■ SET EXERCISE:
Extract the lines that hold the string "your".

■ DATA SECTION:
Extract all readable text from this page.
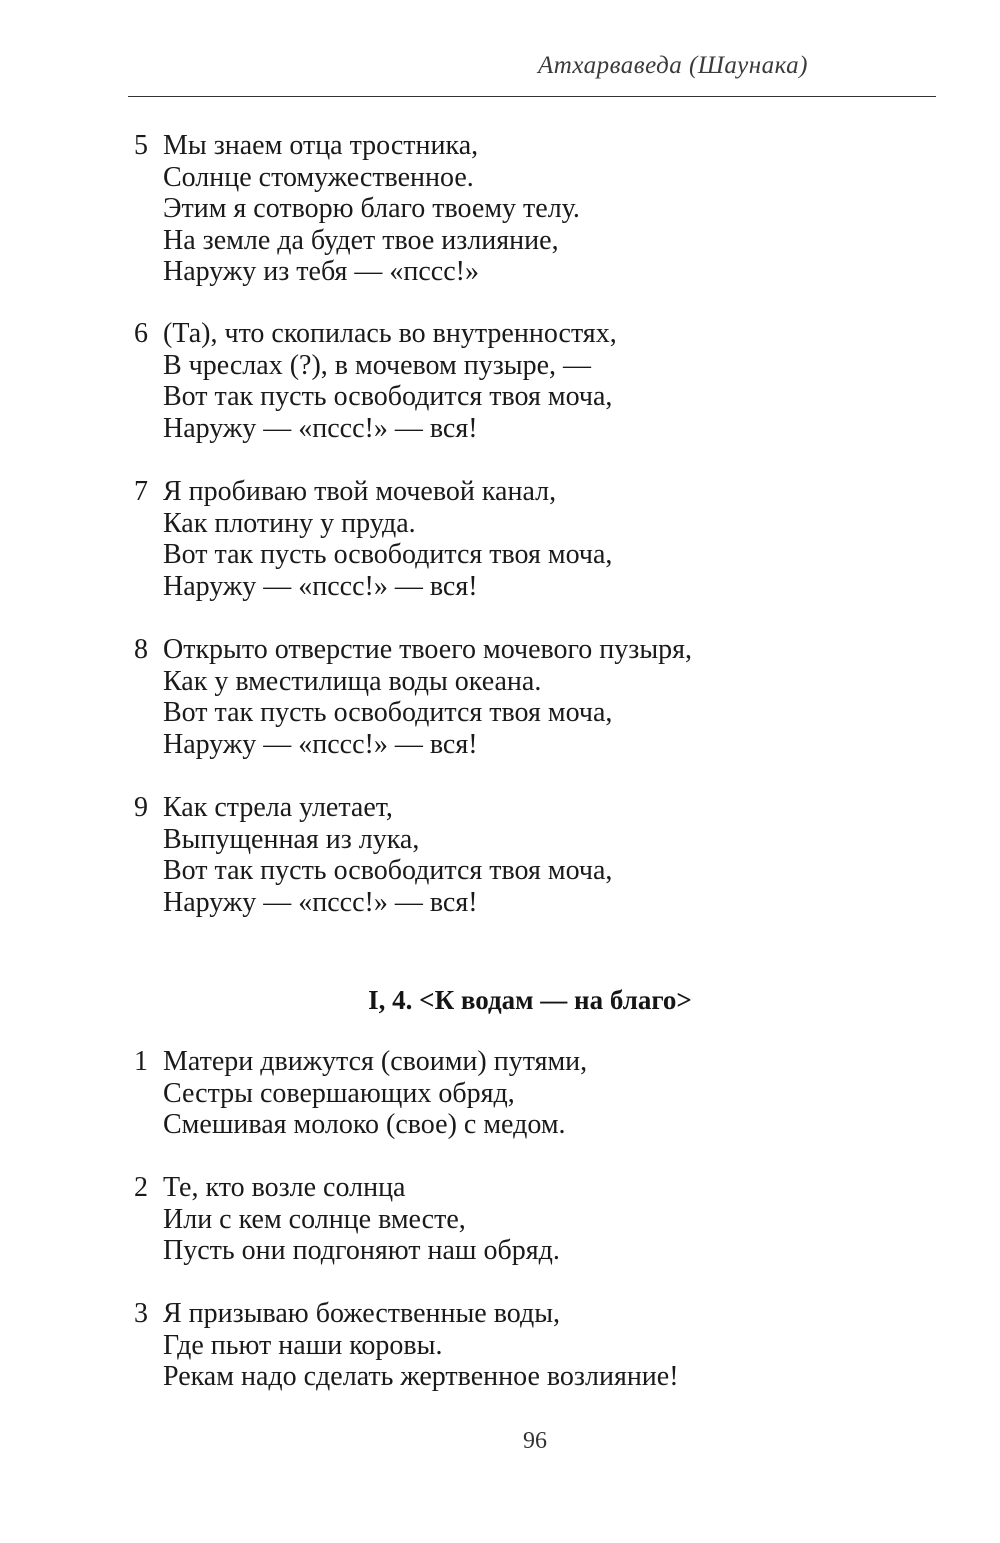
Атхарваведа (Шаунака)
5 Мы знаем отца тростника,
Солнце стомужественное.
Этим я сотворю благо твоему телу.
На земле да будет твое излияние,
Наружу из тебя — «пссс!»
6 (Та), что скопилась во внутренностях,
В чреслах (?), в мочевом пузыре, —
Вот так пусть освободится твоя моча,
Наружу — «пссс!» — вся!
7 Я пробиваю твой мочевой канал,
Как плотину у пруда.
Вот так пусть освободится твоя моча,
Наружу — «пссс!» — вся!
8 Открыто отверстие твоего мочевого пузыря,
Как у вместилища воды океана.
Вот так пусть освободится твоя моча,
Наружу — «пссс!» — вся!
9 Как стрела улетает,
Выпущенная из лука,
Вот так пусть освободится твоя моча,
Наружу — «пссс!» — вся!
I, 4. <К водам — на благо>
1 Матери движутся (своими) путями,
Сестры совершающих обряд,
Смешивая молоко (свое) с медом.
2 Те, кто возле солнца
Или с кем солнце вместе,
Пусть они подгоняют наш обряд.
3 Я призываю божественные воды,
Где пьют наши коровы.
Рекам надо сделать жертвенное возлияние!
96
...
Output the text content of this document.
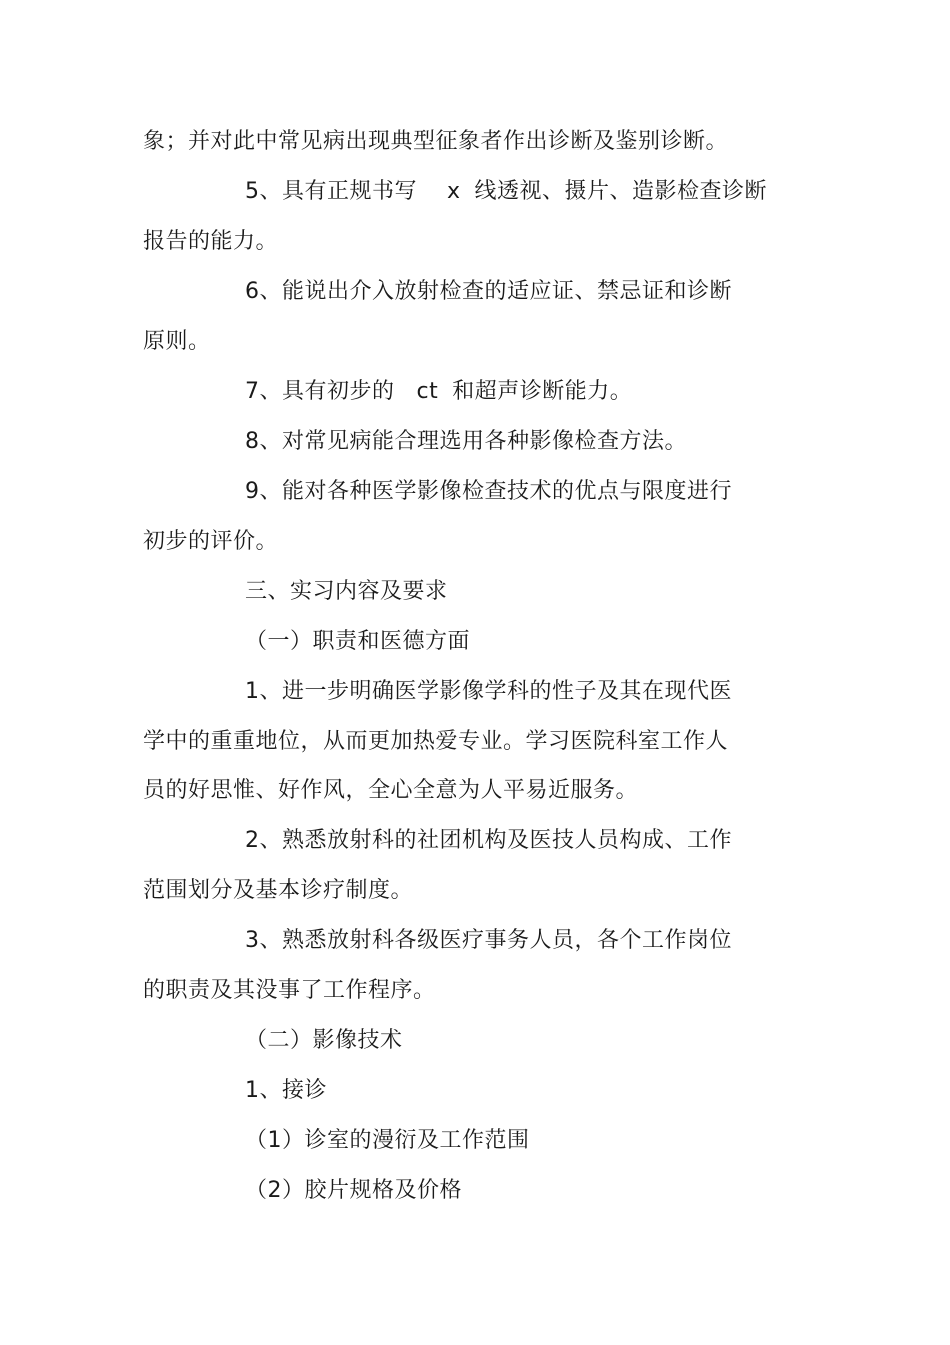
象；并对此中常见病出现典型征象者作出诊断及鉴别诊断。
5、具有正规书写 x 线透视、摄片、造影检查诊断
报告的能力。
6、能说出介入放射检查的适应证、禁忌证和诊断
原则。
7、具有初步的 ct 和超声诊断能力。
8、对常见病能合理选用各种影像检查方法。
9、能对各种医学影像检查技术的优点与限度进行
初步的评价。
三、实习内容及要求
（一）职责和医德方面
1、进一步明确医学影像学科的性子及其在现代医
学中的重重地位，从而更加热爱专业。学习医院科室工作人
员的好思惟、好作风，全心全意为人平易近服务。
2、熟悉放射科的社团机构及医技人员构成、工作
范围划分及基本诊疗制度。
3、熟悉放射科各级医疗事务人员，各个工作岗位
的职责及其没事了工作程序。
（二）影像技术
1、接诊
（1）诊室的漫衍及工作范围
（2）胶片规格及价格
* * *
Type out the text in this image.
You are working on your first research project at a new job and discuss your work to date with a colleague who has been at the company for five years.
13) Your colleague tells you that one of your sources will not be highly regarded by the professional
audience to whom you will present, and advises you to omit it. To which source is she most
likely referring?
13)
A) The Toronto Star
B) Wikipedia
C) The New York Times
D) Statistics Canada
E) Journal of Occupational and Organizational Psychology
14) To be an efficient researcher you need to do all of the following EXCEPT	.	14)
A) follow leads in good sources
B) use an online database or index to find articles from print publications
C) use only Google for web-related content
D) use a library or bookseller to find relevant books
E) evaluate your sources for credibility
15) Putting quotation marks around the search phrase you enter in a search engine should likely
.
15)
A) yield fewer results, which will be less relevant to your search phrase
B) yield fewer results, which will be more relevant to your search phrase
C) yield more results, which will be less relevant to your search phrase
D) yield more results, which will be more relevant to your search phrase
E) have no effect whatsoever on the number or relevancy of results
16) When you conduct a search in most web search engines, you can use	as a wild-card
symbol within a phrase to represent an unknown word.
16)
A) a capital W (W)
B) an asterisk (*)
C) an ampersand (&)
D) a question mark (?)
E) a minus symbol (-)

■ OUTPUT OF THE TASK:
You are working on your first research project at a new job and discuss your work to date with a colleague who has been at the company for five years.
13) Your colleague tells you that one of your sources will not be highly regarded by the professional
E) evaluate your sources for credibility
A) yield fewer results, which will be less relevant to your search phrase
B) yield fewer results, which will be more relevant to your search phrase
C) yield more results, which will be less relevant to your search phrase
D) yield more results, which will be more relevant to your search phrase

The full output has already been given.